====== MATERIALS PROVIDED ======

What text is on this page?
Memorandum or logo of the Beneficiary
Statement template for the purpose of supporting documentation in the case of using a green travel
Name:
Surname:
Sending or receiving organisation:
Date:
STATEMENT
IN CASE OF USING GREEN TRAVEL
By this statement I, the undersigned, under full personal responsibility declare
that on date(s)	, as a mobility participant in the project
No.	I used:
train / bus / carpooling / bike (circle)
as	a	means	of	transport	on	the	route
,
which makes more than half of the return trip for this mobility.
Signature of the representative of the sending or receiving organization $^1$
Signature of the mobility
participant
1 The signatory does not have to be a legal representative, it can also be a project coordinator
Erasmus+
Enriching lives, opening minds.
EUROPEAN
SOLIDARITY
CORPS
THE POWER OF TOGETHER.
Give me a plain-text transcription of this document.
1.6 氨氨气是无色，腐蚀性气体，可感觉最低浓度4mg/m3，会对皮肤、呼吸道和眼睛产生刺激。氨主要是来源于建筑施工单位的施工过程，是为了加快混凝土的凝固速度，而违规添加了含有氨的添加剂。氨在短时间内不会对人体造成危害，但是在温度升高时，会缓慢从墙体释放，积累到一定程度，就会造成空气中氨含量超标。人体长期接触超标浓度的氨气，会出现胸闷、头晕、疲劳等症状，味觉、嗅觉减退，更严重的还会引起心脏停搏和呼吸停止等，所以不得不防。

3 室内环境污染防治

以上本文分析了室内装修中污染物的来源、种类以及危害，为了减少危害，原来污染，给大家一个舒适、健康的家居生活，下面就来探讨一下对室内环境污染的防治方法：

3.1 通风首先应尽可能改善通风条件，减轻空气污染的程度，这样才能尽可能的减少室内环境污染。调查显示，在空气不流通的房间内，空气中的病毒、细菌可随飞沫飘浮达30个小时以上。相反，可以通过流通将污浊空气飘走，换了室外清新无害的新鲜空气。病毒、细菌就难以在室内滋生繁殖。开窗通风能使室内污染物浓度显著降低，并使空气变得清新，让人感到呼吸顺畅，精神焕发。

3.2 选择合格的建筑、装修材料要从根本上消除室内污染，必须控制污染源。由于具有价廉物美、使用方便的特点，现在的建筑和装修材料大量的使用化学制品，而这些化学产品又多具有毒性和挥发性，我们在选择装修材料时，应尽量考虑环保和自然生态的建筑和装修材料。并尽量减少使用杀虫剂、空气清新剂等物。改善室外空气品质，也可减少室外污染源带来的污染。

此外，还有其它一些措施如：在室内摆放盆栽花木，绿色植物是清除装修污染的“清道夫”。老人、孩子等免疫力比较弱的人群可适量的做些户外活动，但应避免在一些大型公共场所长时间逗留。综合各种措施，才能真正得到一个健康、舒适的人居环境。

======

— TO DO —
Out of the records, collect only those lines that contain the string "participant".

— OUTPUT —
that on date(s)	, as a mobility participant in the project
participant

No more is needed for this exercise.